Raw records:
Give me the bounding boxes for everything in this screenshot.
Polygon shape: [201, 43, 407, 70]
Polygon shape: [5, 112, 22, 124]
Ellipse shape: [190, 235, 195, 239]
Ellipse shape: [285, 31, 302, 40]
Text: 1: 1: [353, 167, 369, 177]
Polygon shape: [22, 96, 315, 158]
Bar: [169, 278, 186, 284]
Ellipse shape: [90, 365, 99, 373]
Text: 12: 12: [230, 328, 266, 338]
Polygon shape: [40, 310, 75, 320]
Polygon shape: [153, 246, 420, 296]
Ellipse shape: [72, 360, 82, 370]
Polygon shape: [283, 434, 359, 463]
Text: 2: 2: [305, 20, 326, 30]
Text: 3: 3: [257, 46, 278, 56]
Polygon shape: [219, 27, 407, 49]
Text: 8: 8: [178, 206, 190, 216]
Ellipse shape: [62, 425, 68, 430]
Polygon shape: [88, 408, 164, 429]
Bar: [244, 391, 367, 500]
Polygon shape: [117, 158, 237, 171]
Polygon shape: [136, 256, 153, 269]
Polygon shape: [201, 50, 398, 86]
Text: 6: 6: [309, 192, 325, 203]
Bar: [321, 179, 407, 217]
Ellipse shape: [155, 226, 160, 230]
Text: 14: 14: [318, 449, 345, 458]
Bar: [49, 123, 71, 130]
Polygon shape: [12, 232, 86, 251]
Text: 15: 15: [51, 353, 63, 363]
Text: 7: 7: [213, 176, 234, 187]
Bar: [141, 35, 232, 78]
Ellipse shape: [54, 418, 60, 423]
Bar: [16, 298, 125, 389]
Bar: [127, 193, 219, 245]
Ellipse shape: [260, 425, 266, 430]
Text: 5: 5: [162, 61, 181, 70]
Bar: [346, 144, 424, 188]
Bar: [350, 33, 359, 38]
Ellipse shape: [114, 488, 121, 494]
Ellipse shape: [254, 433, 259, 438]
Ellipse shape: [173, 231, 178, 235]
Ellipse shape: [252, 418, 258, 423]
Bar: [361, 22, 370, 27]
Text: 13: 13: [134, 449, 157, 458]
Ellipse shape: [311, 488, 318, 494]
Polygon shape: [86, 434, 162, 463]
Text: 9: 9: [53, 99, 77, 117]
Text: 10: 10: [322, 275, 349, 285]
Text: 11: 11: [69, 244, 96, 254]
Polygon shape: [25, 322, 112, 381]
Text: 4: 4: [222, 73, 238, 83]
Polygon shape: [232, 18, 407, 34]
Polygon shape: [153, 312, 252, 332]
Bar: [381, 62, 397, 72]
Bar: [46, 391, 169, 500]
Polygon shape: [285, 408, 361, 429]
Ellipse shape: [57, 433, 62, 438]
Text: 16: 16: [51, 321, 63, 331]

Short problem: Rewrite the listing from its first line through the line containing "Polygon shape: [219, 27, 407, 49]", putting "Oval" in place of "Ellipse" and leaving everything else as it is.

Task solution:
Give me the bounding boxes for everything in this screenshot.
Polygon shape: [201, 43, 407, 70]
Polygon shape: [5, 112, 22, 124]
Oval shape: [190, 235, 195, 239]
Oval shape: [285, 31, 302, 40]
Text: 1: 1: [353, 167, 369, 177]
Polygon shape: [22, 96, 315, 158]
Bar: [169, 278, 186, 284]
Oval shape: [90, 365, 99, 373]
Text: 12: 12: [230, 328, 266, 338]
Polygon shape: [40, 310, 75, 320]
Polygon shape: [153, 246, 420, 296]
Oval shape: [72, 360, 82, 370]
Polygon shape: [283, 434, 359, 463]
Text: 2: 2: [305, 20, 326, 30]
Text: 3: 3: [257, 46, 278, 56]
Polygon shape: [219, 27, 407, 49]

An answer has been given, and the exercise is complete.